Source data
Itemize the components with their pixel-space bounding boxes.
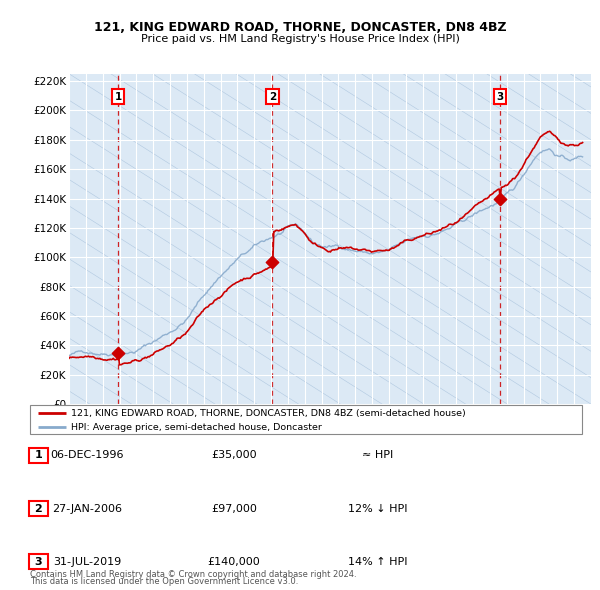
FancyBboxPatch shape xyxy=(30,405,582,434)
Text: 12% ↓ HPI: 12% ↓ HPI xyxy=(348,504,408,513)
Text: £97,000: £97,000 xyxy=(211,504,257,513)
Text: Price paid vs. HM Land Registry's House Price Index (HPI): Price paid vs. HM Land Registry's House … xyxy=(140,34,460,44)
Point xyxy=(268,257,277,267)
Text: 31-JUL-2019: 31-JUL-2019 xyxy=(53,557,121,566)
Text: 2: 2 xyxy=(269,92,276,102)
Text: ≈ HPI: ≈ HPI xyxy=(362,451,394,460)
Text: 1: 1 xyxy=(115,92,122,102)
Text: 2: 2 xyxy=(35,504,42,513)
Text: This data is licensed under the Open Government Licence v3.0.: This data is licensed under the Open Gov… xyxy=(30,578,298,586)
Point xyxy=(113,348,123,358)
Text: 06-DEC-1996: 06-DEC-1996 xyxy=(50,451,124,460)
Text: 121, KING EDWARD ROAD, THORNE, DONCASTER, DN8 4BZ (semi-detached house): 121, KING EDWARD ROAD, THORNE, DONCASTER… xyxy=(71,409,466,418)
Text: 121, KING EDWARD ROAD, THORNE, DONCASTER, DN8 4BZ: 121, KING EDWARD ROAD, THORNE, DONCASTER… xyxy=(94,21,506,34)
Text: 1: 1 xyxy=(35,451,42,460)
Text: 3: 3 xyxy=(496,92,503,102)
Text: HPI: Average price, semi-detached house, Doncaster: HPI: Average price, semi-detached house,… xyxy=(71,423,322,432)
Text: £35,000: £35,000 xyxy=(211,451,257,460)
Text: 14% ↑ HPI: 14% ↑ HPI xyxy=(348,557,408,566)
Point xyxy=(495,194,505,204)
Text: 27-JAN-2006: 27-JAN-2006 xyxy=(52,504,122,513)
Text: Contains HM Land Registry data © Crown copyright and database right 2024.: Contains HM Land Registry data © Crown c… xyxy=(30,571,356,579)
Text: £140,000: £140,000 xyxy=(208,557,260,566)
Text: 3: 3 xyxy=(35,557,42,566)
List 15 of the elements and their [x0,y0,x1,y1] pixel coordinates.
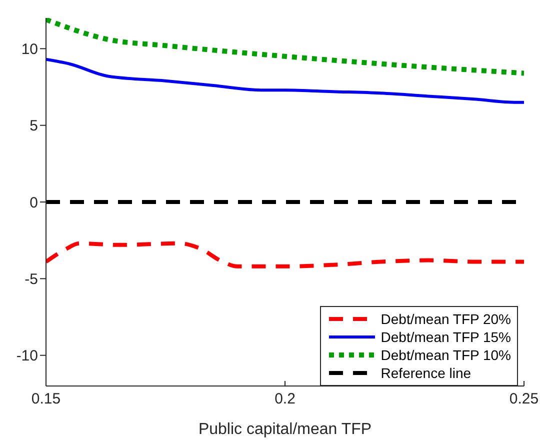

EXERCISE DESCRIPTION: Return every line of the data above verbatim, leaving out the pictures.

ANSWER FOR THE TASK:
Itemize the components with their pixel-space bounding boxes.
FancyBboxPatch shape xyxy=(30,405,582,434)
Text: 12% ↓ HPI: 12% ↓ HPI xyxy=(348,504,408,513)
Text: £97,000: £97,000 xyxy=(211,504,257,513)
Text: Price paid vs. HM Land Registry's House Price Index (HPI): Price paid vs. HM Land Registry's House … xyxy=(140,34,460,44)
Point xyxy=(268,257,277,267)
Text: 31-JUL-2019: 31-JUL-2019 xyxy=(53,557,121,566)
Text: 2: 2 xyxy=(269,92,276,102)
Text: ≈ HPI: ≈ HPI xyxy=(362,451,394,460)
Text: 1: 1 xyxy=(115,92,122,102)
Text: 2: 2 xyxy=(35,504,42,513)
Text: This data is licensed under the Open Government Licence v3.0.: This data is licensed under the Open Gov… xyxy=(30,578,298,586)
Point xyxy=(113,348,123,358)
Text: 06-DEC-1996: 06-DEC-1996 xyxy=(50,451,124,460)
Text: 121, KING EDWARD ROAD, THORNE, DONCASTER, DN8 4BZ (semi-detached house): 121, KING EDWARD ROAD, THORNE, DONCASTER… xyxy=(71,409,466,418)
Text: 121, KING EDWARD ROAD, THORNE, DONCASTER, DN8 4BZ: 121, KING EDWARD ROAD, THORNE, DONCASTER… xyxy=(94,21,506,34)
Text: 1: 1 xyxy=(35,451,42,460)
Text: 3: 3 xyxy=(496,92,503,102)
Text: HPI: Average price, semi-detached house, Doncaster: HPI: Average price, semi-detached house,… xyxy=(71,423,322,432)
Text: £35,000: £35,000 xyxy=(211,451,257,460)
Text: 14% ↑ HPI: 14% ↑ HPI xyxy=(348,557,408,566)
Point xyxy=(495,194,505,204)
Text: 27-JAN-2006: 27-JAN-2006 xyxy=(52,504,122,513)
Text: Contains HM Land Registry data © Crown copyright and database right 2024.: Contains HM Land Registry data © Crown c… xyxy=(30,571,356,579)
Text: £140,000: £140,000 xyxy=(208,557,260,566)
Text: 3: 3 xyxy=(35,557,42,566)
List 15 of the elements and their [x0,y0,x1,y1] pixel coordinates.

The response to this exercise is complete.